— Start Extracted information —

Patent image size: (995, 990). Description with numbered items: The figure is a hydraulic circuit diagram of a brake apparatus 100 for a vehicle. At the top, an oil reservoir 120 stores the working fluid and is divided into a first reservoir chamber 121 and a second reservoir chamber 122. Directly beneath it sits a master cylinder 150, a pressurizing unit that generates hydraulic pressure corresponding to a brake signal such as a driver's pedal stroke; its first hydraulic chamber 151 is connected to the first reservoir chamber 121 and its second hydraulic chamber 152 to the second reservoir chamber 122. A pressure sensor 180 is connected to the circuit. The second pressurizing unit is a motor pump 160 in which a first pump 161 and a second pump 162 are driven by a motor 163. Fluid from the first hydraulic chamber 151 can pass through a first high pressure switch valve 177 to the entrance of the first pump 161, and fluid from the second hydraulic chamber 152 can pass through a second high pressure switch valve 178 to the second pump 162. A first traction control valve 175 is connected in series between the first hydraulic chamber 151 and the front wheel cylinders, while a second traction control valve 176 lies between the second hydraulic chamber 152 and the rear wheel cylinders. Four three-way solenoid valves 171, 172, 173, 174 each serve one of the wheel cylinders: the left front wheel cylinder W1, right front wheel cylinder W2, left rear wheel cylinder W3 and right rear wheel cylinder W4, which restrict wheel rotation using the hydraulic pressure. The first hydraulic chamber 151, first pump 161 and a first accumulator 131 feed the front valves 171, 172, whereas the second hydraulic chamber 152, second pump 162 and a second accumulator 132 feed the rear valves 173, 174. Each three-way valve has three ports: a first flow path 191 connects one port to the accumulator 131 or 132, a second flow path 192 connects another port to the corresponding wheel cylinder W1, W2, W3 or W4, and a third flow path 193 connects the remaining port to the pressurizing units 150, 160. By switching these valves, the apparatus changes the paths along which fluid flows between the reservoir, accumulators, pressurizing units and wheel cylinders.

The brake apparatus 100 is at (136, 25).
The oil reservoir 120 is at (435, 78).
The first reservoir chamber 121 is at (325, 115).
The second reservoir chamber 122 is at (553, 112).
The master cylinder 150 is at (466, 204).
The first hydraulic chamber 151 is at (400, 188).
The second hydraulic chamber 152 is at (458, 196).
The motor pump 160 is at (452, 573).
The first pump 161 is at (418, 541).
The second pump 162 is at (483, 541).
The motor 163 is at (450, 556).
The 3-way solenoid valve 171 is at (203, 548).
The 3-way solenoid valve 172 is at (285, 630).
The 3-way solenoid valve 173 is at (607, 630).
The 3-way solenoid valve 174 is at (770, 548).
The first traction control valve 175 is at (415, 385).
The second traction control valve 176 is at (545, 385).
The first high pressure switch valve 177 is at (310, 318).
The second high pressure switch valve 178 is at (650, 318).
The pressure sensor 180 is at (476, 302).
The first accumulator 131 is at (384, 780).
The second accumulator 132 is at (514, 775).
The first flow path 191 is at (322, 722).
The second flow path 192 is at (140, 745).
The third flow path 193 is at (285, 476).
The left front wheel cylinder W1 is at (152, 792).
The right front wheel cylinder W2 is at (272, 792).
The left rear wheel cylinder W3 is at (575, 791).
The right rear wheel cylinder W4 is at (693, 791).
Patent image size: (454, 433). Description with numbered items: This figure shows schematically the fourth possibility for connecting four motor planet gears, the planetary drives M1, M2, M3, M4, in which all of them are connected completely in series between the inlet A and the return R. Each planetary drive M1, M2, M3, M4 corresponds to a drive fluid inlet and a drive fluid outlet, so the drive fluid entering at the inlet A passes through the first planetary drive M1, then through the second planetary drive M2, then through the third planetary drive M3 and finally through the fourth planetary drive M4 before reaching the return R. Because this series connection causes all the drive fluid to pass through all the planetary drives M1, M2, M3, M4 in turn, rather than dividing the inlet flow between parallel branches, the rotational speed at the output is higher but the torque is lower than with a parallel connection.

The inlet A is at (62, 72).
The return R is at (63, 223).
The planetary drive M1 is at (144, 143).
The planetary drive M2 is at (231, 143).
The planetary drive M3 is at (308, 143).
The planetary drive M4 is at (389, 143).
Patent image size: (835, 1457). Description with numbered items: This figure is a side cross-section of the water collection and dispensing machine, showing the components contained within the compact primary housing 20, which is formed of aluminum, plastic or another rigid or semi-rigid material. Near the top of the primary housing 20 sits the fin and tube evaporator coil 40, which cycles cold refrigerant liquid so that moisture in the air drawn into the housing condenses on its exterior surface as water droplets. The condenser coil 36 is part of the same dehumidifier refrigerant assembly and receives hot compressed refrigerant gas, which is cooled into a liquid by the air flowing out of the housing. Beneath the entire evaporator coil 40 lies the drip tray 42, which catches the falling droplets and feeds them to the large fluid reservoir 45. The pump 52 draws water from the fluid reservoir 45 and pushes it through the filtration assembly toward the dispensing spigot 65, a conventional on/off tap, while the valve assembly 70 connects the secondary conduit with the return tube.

— End Extracted information —

§ **Task to carry out**:
Echo every line of the listing above word for word, leaving nothing out and changing nothing.

§ **Response to this task**:
Patent image size: (995, 990). Description with numbered items: The figure is a hydraulic circuit diagram of a brake apparatus 100 for a vehicle. At the top, an oil reservoir 120 stores the working fluid and is divided into a first reservoir chamber 121 and a second reservoir chamber 122. Directly beneath it sits a master cylinder 150, a pressurizing unit that generates hydraulic pressure corresponding to a brake signal such as a driver's pedal stroke; its first hydraulic chamber 151 is connected to the first reservoir chamber 121 and its second hydraulic chamber 152 to the second reservoir chamber 122. A pressure sensor 180 is connected to the circuit. The second pressurizing unit is a motor pump 160 in which a first pump 161 and a second pump 162 are driven by a motor 163. Fluid from the first hydraulic chamber 151 can pass through a first high pressure switch valve 177 to the entrance of the first pump 161, and fluid from the second hydraulic chamber 152 can pass through a second high pressure switch valve 178 to the second pump 162. A first traction control valve 175 is connected in series between the first hydraulic chamber 151 and the front wheel cylinders, while a second traction control valve 176 lies between the second hydraulic chamber 152 and the rear wheel cylinders. Four three-way solenoid valves 171, 172, 173, 174 each serve one of the wheel cylinders: the left front wheel cylinder W1, right front wheel cylinder W2, left rear wheel cylinder W3 and right rear wheel cylinder W4, which restrict wheel rotation using the hydraulic pressure. The first hydraulic chamber 151, first pump 161 and a first accumulator 131 feed the front valves 171, 172, whereas the second hydraulic chamber 152, second pump 162 and a second accumulator 132 feed the rear valves 173, 174. Each three-way valve has three ports: a first flow path 191 connects one port to the accumulator 131 or 132, a second flow path 192 connects another port to the corresponding wheel cylinder W1, W2, W3 or W4, and a third flow path 193 connects the remaining port to the pressurizing units 150, 160. By switching these valves, the apparatus changes the paths along which fluid flows between the reservoir, accumulators, pressurizing units and wheel cylinders.

The brake apparatus 100 is at (136, 25).
The oil reservoir 120 is at (435, 78).
The first reservoir chamber 121 is at (325, 115).
The second reservoir chamber 122 is at (553, 112).
The master cylinder 150 is at (466, 204).
The first hydraulic chamber 151 is at (400, 188).
The second hydraulic chamber 152 is at (458, 196).
The motor pump 160 is at (452, 573).
The first pump 161 is at (418, 541).
The second pump 162 is at (483, 541).
The motor 163 is at (450, 556).
The 3-way solenoid valve 171 is at (203, 548).
The 3-way solenoid valve 172 is at (285, 630).
The 3-way solenoid valve 173 is at (607, 630).
The 3-way solenoid valve 174 is at (770, 548).
The first traction control valve 175 is at (415, 385).
The second traction control valve 176 is at (545, 385).
The first high pressure switch valve 177 is at (310, 318).
The second high pressure switch valve 178 is at (650, 318).
The pressure sensor 180 is at (476, 302).
The first accumulator 131 is at (384, 780).
The second accumulator 132 is at (514, 775).
The first flow path 191 is at (322, 722).
The second flow path 192 is at (140, 745).
The third flow path 193 is at (285, 476).
The left front wheel cylinder W1 is at (152, 792).
The right front wheel cylinder W2 is at (272, 792).
The left rear wheel cylinder W3 is at (575, 791).
The right rear wheel cylinder W4 is at (693, 791).
Patent image size: (454, 433). Description with numbered items: This figure shows schematically the fourth possibility for connecting four motor planet gears, the planetary drives M1, M2, M3, M4, in which all of them are connected completely in series between the inlet A and the return R. Each planetary drive M1, M2, M3, M4 corresponds to a drive fluid inlet and a drive fluid outlet, so the drive fluid entering at the inlet A passes through the first planetary drive M1, then through the second planetary drive M2, then through the third planetary drive M3 and finally through the fourth planetary drive M4 before reaching the return R. Because this series connection causes all the drive fluid to pass through all the planetary drives M1, M2, M3, M4 in turn, rather than dividing the inlet flow between parallel branches, the rotational speed at the output is higher but the torque is lower than with a parallel connection.

The inlet A is at (62, 72).
The return R is at (63, 223).
The planetary drive M1 is at (144, 143).
The planetary drive M2 is at (231, 143).
The planetary drive M3 is at (308, 143).
The planetary drive M4 is at (389, 143).
Patent image size: (835, 1457). Description with numbered items: This figure is a side cross-section of the water collection and dispensing machine, showing the components contained within the compact primary housing 20, which is formed of aluminum, plastic or another rigid or semi-rigid material. Near the top of the primary housing 20 sits the fin and tube evaporator coil 40, which cycles cold refrigerant liquid so that moisture in the air drawn into the housing condenses on its exterior surface as water droplets. The condenser coil 36 is part of the same dehumidifier refrigerant assembly and receives hot compressed refrigerant gas, which is cooled into a liquid by the air flowing out of the housing. Beneath the entire evaporator coil 40 lies the drip tray 42, which catches the falling droplets and feeds them to the large fluid reservoir 45. The pump 52 draws water from the fluid reservoir 45 and pushes it through the filtration assembly toward the dispensing spigot 65, a conventional on/off tap, while the valve assembly 70 connects the secondary conduit with the return tube.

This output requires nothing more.